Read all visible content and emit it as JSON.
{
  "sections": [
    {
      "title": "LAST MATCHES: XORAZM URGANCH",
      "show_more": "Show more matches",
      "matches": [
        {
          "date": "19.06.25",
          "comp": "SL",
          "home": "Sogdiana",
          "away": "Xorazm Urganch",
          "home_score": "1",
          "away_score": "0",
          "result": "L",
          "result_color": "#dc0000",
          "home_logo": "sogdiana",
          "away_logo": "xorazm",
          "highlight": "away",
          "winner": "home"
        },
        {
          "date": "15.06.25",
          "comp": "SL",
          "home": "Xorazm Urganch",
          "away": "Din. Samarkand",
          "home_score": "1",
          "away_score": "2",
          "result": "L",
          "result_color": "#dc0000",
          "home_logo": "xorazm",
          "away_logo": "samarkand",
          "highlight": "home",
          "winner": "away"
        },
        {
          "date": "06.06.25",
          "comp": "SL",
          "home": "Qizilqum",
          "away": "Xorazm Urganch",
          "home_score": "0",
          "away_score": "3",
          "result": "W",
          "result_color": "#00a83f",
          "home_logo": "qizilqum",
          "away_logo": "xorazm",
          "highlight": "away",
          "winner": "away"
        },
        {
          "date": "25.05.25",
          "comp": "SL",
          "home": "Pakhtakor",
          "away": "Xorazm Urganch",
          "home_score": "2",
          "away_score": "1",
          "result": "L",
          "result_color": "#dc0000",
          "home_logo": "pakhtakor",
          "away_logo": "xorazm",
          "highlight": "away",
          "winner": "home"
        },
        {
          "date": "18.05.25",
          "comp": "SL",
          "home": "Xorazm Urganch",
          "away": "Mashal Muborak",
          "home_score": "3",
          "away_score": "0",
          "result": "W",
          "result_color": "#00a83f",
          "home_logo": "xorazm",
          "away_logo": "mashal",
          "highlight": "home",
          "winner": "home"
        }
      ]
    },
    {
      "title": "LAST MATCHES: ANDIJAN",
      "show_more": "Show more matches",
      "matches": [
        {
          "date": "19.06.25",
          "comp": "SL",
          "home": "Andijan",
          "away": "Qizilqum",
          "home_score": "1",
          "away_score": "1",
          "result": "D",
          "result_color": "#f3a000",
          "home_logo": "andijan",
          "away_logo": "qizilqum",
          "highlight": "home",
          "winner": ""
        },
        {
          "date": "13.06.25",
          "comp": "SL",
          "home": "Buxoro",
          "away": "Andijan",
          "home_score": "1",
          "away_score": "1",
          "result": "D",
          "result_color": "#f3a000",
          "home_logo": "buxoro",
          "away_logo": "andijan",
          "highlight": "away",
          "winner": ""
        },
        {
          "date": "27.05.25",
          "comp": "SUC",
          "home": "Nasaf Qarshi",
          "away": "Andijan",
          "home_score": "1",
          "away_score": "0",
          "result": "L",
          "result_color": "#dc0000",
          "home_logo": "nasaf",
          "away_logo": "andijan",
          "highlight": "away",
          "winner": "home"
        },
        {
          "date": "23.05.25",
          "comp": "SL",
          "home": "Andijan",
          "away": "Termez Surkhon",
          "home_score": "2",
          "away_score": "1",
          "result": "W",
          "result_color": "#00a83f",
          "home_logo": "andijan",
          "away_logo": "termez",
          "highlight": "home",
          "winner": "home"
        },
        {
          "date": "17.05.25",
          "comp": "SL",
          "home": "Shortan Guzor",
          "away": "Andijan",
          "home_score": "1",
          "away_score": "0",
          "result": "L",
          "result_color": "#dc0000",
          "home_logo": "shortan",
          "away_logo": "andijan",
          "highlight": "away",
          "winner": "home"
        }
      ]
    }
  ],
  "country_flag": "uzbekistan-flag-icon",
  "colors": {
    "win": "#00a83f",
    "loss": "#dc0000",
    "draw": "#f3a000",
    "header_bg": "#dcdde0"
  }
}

------------------------------------

Required task ▸ Show every line from the entries above in which the word "date" appears.

Output for this task ▸
          "date": "19.06.25",
          "date": "15.06.25",
          "date": "06.06.25",
          "date": "25.05.25",
          "date": "18.05.25",
          "date": "19.06.25",
          "date": "13.06.25",
          "date": "27.05.25",
          "date": "23.05.25",
          "date": "17.05.25",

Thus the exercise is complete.